**TEXT PROVIDED:**
====================

Part of the solution to Taylor’s dilemma may be several hundred miles above her head.

Since 2013, a San Francisco-based company called Planet Labs has been sending shoebox-sized satellites into orbit. Around 150 of these devices now encircle Earth, strung out in a row like pearls on a string. The satellites constantly photograph the land masses that rotate below them, creating a composite map of the planet that is updated daily and captures objects as small as three metres across.

These images alone can transform the way forests are monitored. Many forest managers now rely on images from Nasa’s Landsat satellites, which capture coarser images and take eight days to return. But the Planet Labs images are only one means of study. Forestry researchers also equip planes with laser scanners, and have them fly back and forth across the forest roof. Their flights produce extraordinary results: maps of the top of the trees that can capture structures as small as leaves and branches.

Each technique has pros and cons. On-the-ground teams would prefer to have laser maps, because they contain data on the height and density of trees in a given area – key to mitigating vicious crownfires. But scanning all of California’s forests on a regular basis would be expensive and time-consuming. The Planet data, on the other hand, is updated daily and is relatively cheap, but lacks the fine-grained detail.

====================

**EXERCISE TASK:**
Print the passage on forest monitoring word for word, between "These images alone" and "leaves and branches.", inclusive.

Boxed element entries:
====================

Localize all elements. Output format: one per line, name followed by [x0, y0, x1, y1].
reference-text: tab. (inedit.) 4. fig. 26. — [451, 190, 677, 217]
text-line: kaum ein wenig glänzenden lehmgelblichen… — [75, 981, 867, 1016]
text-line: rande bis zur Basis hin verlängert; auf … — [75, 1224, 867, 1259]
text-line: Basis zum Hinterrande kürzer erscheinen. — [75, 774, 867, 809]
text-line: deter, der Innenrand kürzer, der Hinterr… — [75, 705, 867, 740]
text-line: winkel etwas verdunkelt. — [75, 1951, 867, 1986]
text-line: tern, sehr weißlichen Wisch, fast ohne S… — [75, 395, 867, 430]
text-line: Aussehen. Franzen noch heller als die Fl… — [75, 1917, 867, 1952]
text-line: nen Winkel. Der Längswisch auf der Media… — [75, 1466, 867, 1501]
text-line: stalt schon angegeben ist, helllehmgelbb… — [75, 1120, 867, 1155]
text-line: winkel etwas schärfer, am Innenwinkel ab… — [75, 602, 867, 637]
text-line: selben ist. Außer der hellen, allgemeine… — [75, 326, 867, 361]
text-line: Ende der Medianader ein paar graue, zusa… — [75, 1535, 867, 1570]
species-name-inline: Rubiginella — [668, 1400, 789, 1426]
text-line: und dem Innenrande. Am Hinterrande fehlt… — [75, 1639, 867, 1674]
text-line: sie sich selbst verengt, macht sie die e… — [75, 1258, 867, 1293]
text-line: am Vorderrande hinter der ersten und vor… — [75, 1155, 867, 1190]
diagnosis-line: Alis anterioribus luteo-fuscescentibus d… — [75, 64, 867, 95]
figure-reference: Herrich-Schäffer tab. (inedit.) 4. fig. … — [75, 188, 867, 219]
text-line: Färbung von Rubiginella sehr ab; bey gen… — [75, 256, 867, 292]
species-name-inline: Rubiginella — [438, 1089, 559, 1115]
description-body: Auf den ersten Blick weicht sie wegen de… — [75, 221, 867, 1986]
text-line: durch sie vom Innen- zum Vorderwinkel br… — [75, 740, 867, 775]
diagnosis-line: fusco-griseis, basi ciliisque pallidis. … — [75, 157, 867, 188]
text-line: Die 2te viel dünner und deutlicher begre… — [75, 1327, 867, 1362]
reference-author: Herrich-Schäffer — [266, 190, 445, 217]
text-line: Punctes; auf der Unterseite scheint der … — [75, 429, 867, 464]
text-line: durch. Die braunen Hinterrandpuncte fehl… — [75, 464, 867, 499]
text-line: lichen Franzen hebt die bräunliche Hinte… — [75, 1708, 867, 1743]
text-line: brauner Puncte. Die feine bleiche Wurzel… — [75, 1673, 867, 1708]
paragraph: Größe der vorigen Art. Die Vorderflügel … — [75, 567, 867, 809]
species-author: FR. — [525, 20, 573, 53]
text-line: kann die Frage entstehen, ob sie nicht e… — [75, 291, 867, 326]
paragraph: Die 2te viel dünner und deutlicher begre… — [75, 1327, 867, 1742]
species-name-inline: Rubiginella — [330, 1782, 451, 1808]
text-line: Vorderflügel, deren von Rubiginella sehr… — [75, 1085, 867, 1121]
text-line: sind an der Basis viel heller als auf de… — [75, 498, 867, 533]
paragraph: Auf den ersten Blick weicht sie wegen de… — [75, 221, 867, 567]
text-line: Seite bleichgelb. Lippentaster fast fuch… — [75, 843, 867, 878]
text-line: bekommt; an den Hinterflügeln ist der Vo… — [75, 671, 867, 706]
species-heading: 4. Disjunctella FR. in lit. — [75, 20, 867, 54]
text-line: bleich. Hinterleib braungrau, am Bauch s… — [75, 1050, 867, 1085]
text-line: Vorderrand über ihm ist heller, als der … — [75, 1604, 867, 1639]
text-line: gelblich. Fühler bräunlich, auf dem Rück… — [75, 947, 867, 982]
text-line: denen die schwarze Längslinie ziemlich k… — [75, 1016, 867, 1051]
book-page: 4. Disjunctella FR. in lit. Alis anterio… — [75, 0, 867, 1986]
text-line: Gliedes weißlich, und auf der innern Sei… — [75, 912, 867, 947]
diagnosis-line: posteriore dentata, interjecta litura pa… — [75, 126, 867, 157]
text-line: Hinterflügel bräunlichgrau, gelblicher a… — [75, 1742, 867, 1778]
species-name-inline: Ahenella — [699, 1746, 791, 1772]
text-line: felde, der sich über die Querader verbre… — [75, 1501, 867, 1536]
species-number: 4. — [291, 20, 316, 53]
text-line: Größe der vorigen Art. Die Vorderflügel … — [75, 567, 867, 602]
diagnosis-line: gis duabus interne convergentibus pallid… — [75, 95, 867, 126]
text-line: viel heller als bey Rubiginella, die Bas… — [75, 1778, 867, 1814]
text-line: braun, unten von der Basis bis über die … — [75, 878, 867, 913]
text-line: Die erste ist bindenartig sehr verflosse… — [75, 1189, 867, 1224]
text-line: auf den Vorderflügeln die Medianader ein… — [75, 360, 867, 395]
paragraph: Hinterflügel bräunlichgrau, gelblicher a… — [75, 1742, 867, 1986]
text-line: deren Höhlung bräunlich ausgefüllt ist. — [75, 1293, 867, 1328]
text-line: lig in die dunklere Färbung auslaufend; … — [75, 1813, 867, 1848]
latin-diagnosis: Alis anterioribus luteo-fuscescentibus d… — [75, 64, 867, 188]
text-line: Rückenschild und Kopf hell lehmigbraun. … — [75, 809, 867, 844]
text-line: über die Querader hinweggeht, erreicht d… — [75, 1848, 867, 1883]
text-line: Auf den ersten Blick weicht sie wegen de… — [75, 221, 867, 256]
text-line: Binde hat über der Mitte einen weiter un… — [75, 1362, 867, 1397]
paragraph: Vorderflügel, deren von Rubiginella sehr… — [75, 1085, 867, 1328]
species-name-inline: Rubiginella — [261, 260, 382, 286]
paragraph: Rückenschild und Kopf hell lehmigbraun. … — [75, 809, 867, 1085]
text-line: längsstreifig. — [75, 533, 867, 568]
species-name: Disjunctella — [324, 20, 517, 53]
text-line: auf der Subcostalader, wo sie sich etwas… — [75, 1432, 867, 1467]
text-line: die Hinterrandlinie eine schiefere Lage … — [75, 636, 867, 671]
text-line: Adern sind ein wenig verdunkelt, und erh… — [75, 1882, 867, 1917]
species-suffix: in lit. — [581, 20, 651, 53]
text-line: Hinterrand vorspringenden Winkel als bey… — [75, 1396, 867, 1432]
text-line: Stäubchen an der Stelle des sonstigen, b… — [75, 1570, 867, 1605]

====================

**EXERCISE RESULT:**
These images alone can transform the way forests are monitored. Many forest managers now rely on images from Nasa’s Landsat satellites, which capture coarser images and take eight days to return. But the Planet Labs images are only one means of study. Forestry researchers also equip planes with laser scanners, and have them fly back and forth across the forest roof. Their flights produce extraordinary results: maps of the top of the trees that can capture structures as small as leaves and branches.